◆ TASK INSTRUCTIONS ◆
Images are not part of the copy; transcribe all the data exactly.

"""

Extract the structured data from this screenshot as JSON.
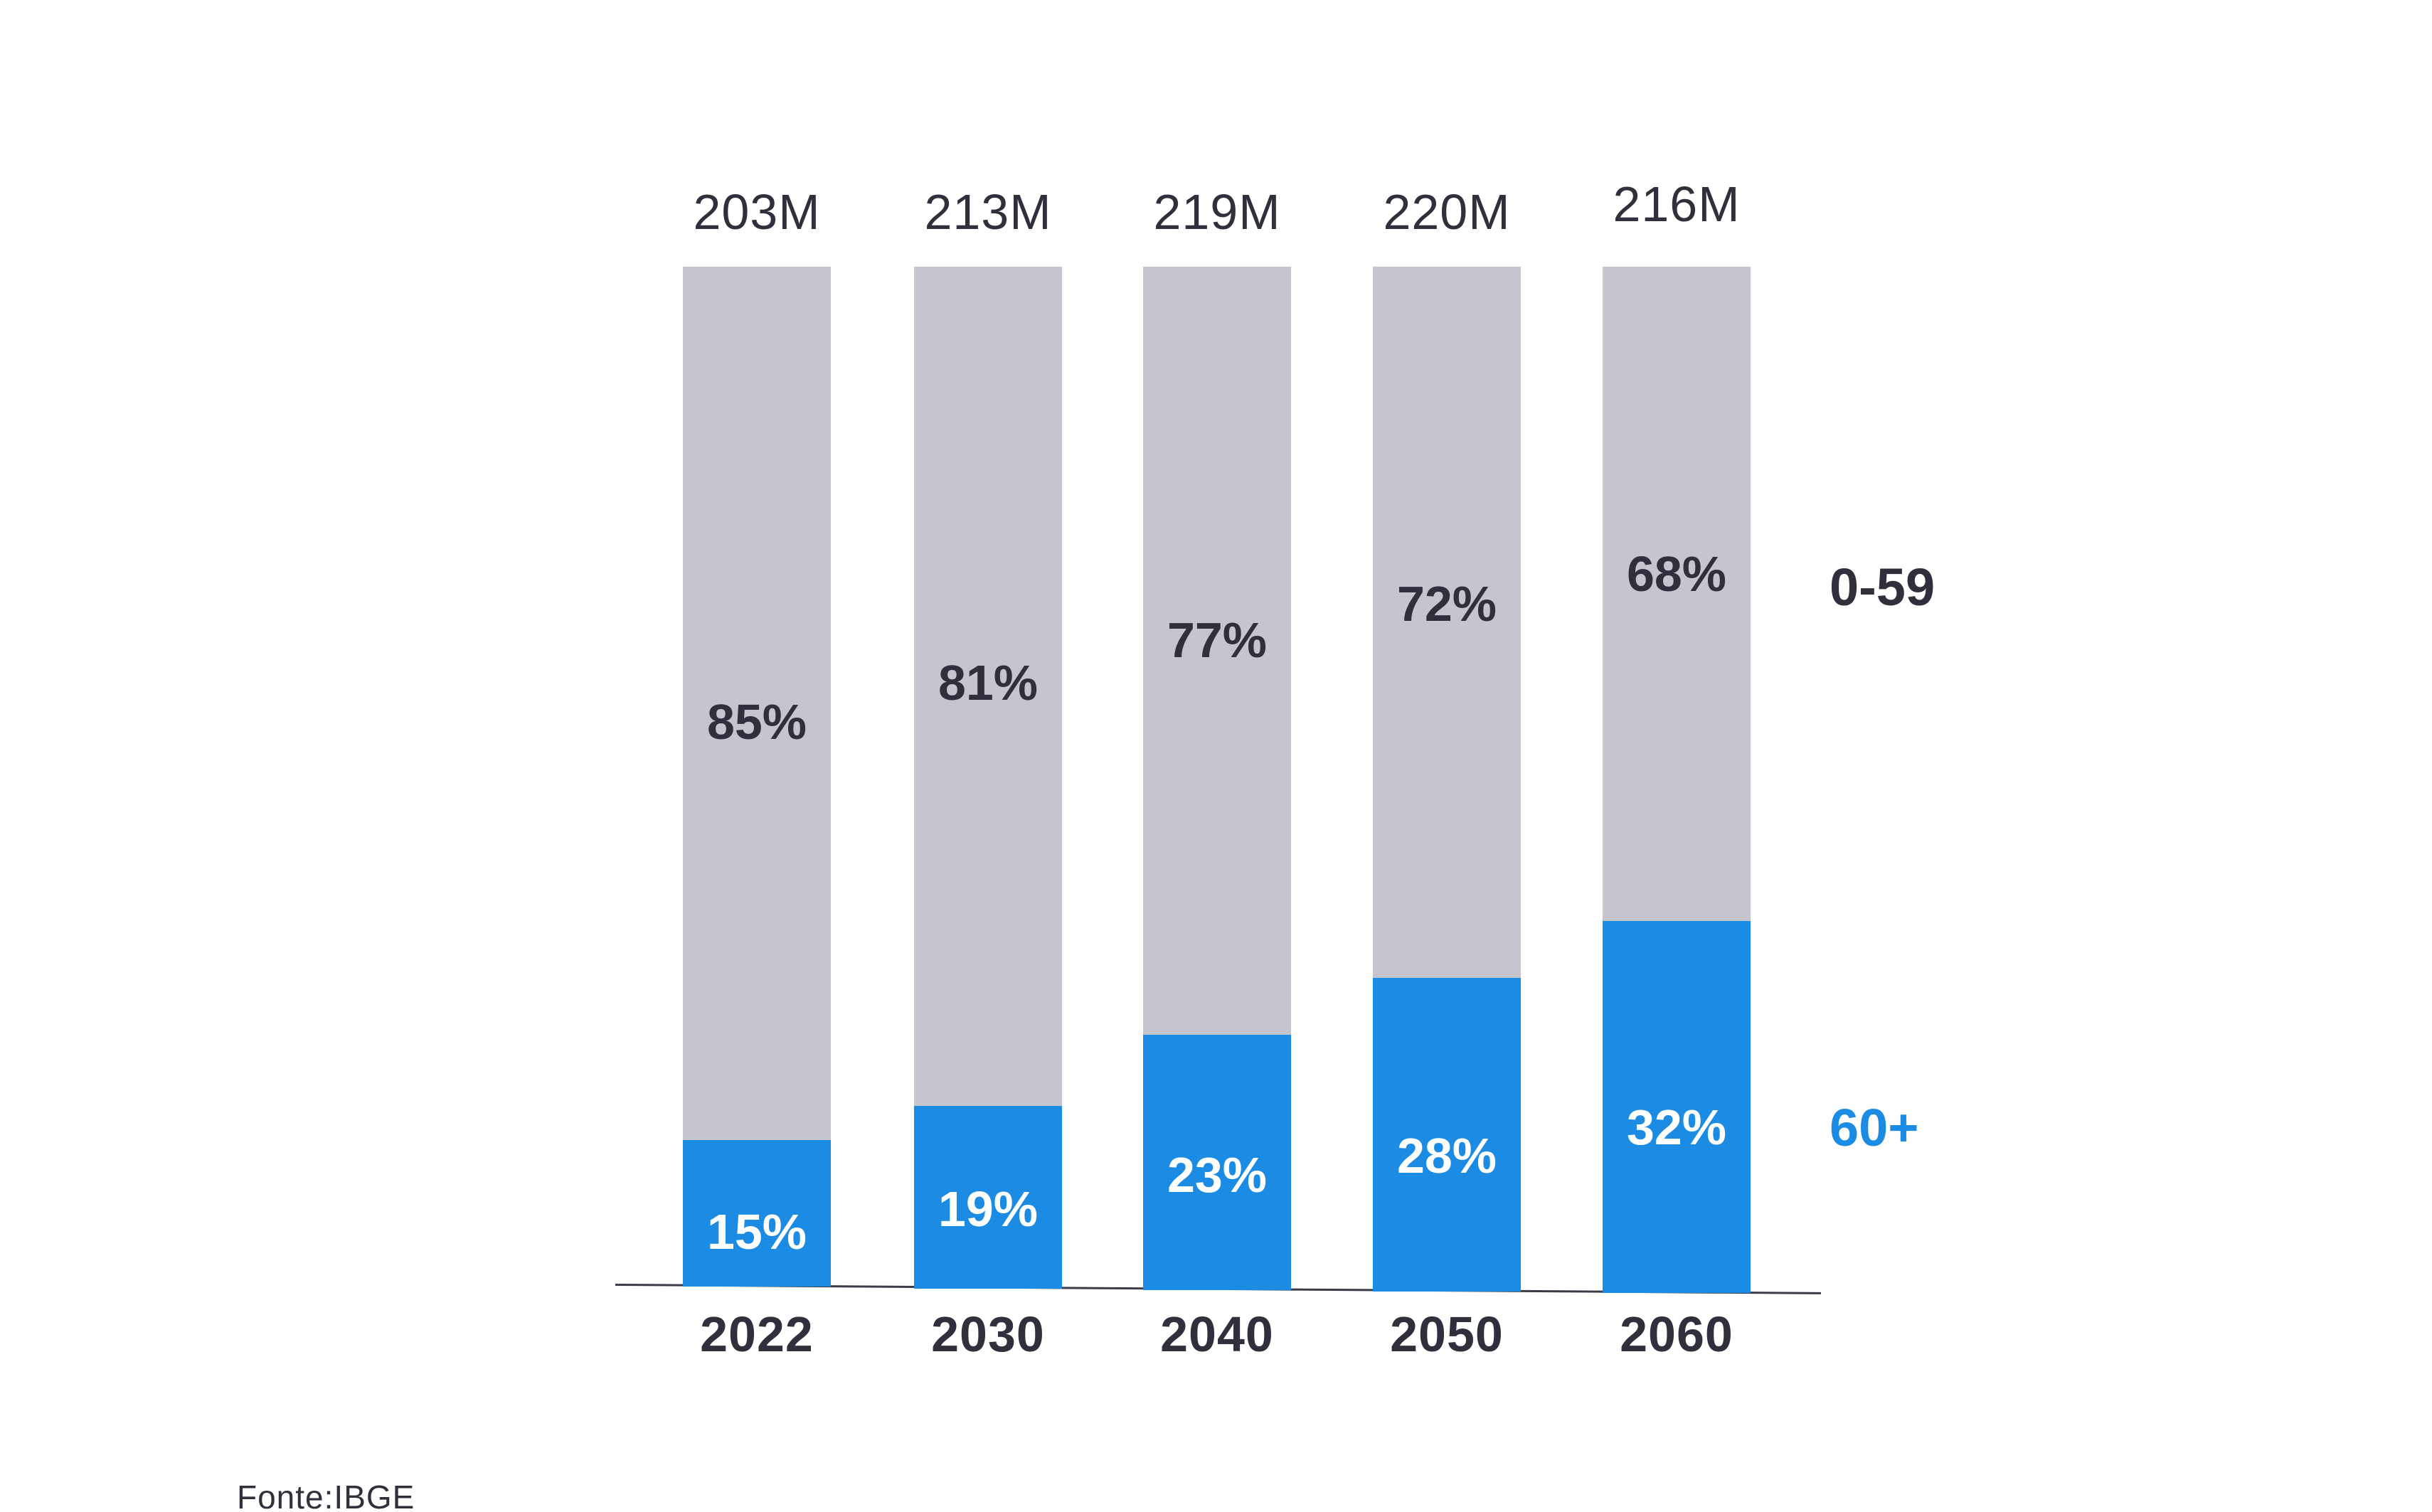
{
  "chart_data": {
    "type": "bar",
    "stacked": true,
    "categories": [
      "2022",
      "2030",
      "2040",
      "2050",
      "2060"
    ],
    "totals": [
      "203M",
      "213M",
      "219M",
      "220M",
      "216M"
    ],
    "series": [
      {
        "name": "60+",
        "values": [
          15,
          19,
          23,
          28,
          32
        ],
        "color": "#1B8BE3",
        "label_color": "#ffffff"
      },
      {
        "name": "0-59",
        "values": [
          85,
          81,
          77,
          72,
          68
        ],
        "color": "#C5C5CE",
        "label_color": "#2F303B"
      }
    ],
    "value_suffix": "%",
    "title": "",
    "xlabel": "",
    "ylabel": "",
    "grid": false,
    "legend_position": "right",
    "legend": [
      {
        "label": "0-59",
        "color": "#2F303B"
      },
      {
        "label": "60+",
        "color": "#1B8BE3"
      }
    ]
  },
  "source": "Fonte:IBGE",
  "colors": {
    "bar_older": "#1B8BE3",
    "bar_younger": "#C5C5CE",
    "text_dark": "#2F303B",
    "axis_line": "#3B3C47",
    "background": "#ffffff"
  }
}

"""

◆ SOLUTION TO THIS PROBLEM ◆
Extract the structured data from this screenshot as JSON.
{
  "chart_data": {
    "type": "bar",
    "stacked": true,
    "categories": [
      "2022",
      "2030",
      "2040",
      "2050",
      "2060"
    ],
    "totals": [
      "203M",
      "213M",
      "219M",
      "220M",
      "216M"
    ],
    "series": [
      {
        "name": "60+",
        "values": [
          15,
          19,
          23,
          28,
          32
        ],
        "color": "#1B8BE3",
        "label_color": "#ffffff"
      },
      {
        "name": "0-59",
        "values": [
          85,
          81,
          77,
          72,
          68
        ],
        "color": "#C5C5CE",
        "label_color": "#2F303B"
      }
    ],
    "value_suffix": "%",
    "title": "",
    "xlabel": "",
    "ylabel": "",
    "grid": false,
    "legend_position": "right",
    "legend": [
      {
        "label": "0-59",
        "color": "#2F303B"
      },
      {
        "label": "60+",
        "color": "#1B8BE3"
      }
    ]
  },
  "source": "Fonte:IBGE",
  "colors": {
    "bar_older": "#1B8BE3",
    "bar_younger": "#C5C5CE",
    "text_dark": "#2F303B",
    "axis_line": "#3B3C47",
    "background": "#ffffff"
  }
}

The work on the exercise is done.